WHAT THE TASK REQUIRES -
Reproduce the listing below word for word, with no pictures.

Start of DATASET RECORDS

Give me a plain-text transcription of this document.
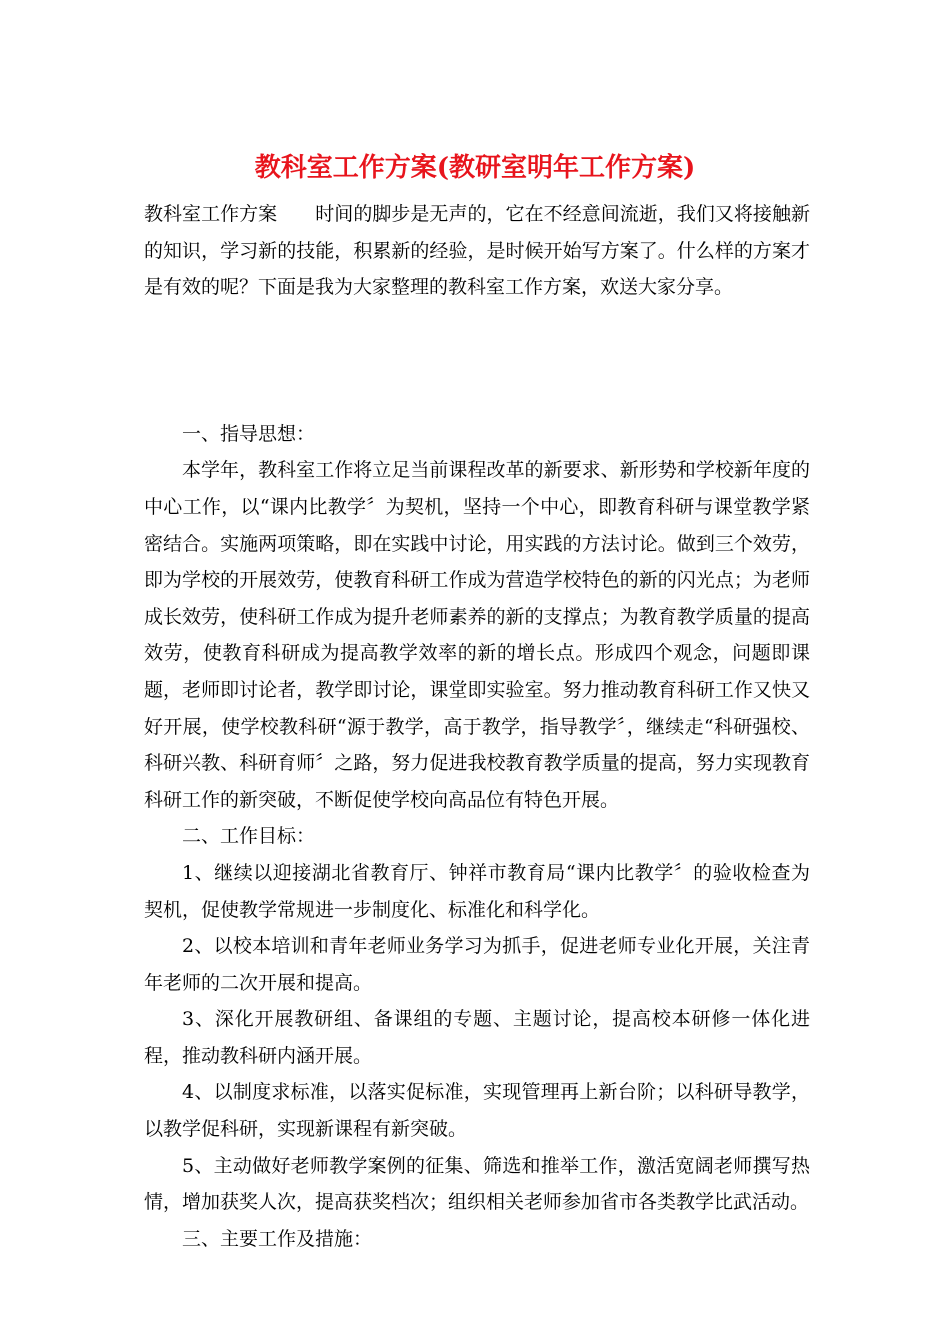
教科室工作方案(教研室明年工作方案)

教科室工作方案　　时间的脚步是无声的，它在不经意间流逝，我们又将接触新的知识，学习新的技能，积累新的经验，是时候开始写方案了。什么样的方案才是有效的呢？下面是我为大家整理的教科室工作方案，欢送大家分享。

一、指导思想：

本学年，教科室工作将立足当前课程改革的新要求、新形势和学校新年度的中心工作，以“课内比教学〞为契机，坚持一个中心，即教育科研与课堂教学紧密结合。实施两项策略，即在实践中讨论，用实践的方法讨论。做到三个效劳，即为学校的开展效劳，使教育科研工作成为营造学校特色的新的闪光点；为老师成长效劳，使科研工作成为提升老师素养的新的支撑点；为教育教学质量的提高效劳，使教育科研成为提高教学效率的新的增长点。形成四个观念，问题即课题，老师即讨论者，教学即讨论，课堂即实验室。努力推动教育科研工作又快又好开展，使学校教科研“源于教学，高于教学，指导教学〞，继续走“科研强校、科研兴教、科研育师〞之路，努力促进我校教育教学质量的提高，努力实现教育科研工作的新突破，不断促使学校向高品位有特色开展。

二、工作目标：

1、继续以迎接湖北省教育厅、钟祥市教育局“课内比教学〞的验收检查为契机，促使教学常规进一步制度化、标准化和科学化。

2、以校本培训和青年老师业务学习为抓手，促进老师专业化开展，关注青年老师的二次开展和提高。

3、深化开展教研组、备课组的专题、主题讨论，提高校本研修一体化进程，推动教科研内涵开展。

4、以制度求标准，以落实促标准，实现管理再上新台阶；以科研导教学，以教学促科研，实现新课程有新突破。

5、主动做好老师教学案例的征集、筛选和推举工作，激活宽阔老师撰写热情，增加获奖人次，提高获奖档次；组织相关老师参加省市各类教学比武活动。

三、主要工作及措施：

End of DATASET RECORDS

EXERCISE SOLUTION -
Give me a plain-text transcription of this document.
教科室工作方案(教研室明年工作方案)

教科室工作方案　　时间的脚步是无声的，它在不经意间流逝，我们又将接触新的知识，学习新的技能，积累新的经验，是时候开始写方案了。什么样的方案才是有效的呢？下面是我为大家整理的教科室工作方案，欢送大家分享。

一、指导思想：

本学年，教科室工作将立足当前课程改革的新要求、新形势和学校新年度的中心工作，以“课内比教学〞为契机，坚持一个中心，即教育科研与课堂教学紧密结合。实施两项策略，即在实践中讨论，用实践的方法讨论。做到三个效劳，即为学校的开展效劳，使教育科研工作成为营造学校特色的新的闪光点；为老师成长效劳，使科研工作成为提升老师素养的新的支撑点；为教育教学质量的提高效劳，使教育科研成为提高教学效率的新的增长点。形成四个观念，问题即课题，老师即讨论者，教学即讨论，课堂即实验室。努力推动教育科研工作又快又好开展，使学校教科研“源于教学，高于教学，指导教学〞，继续走“科研强校、科研兴教、科研育师〞之路，努力促进我校教育教学质量的提高，努力实现教育科研工作的新突破，不断促使学校向高品位有特色开展。

二、工作目标：

1、继续以迎接湖北省教育厅、钟祥市教育局“课内比教学〞的验收检查为契机，促使教学常规进一步制度化、标准化和科学化。

2、以校本培训和青年老师业务学习为抓手，促进老师专业化开展，关注青年老师的二次开展和提高。

3、深化开展教研组、备课组的专题、主题讨论，提高校本研修一体化进程，推动教科研内涵开展。

4、以制度求标准，以落实促标准，实现管理再上新台阶；以科研导教学，以教学促科研，实现新课程有新突破。

5、主动做好老师教学案例的征集、筛选和推举工作，激活宽阔老师撰写热情，增加获奖人次，提高获奖档次；组织相关老师参加省市各类教学比武活动。

三、主要工作及措施：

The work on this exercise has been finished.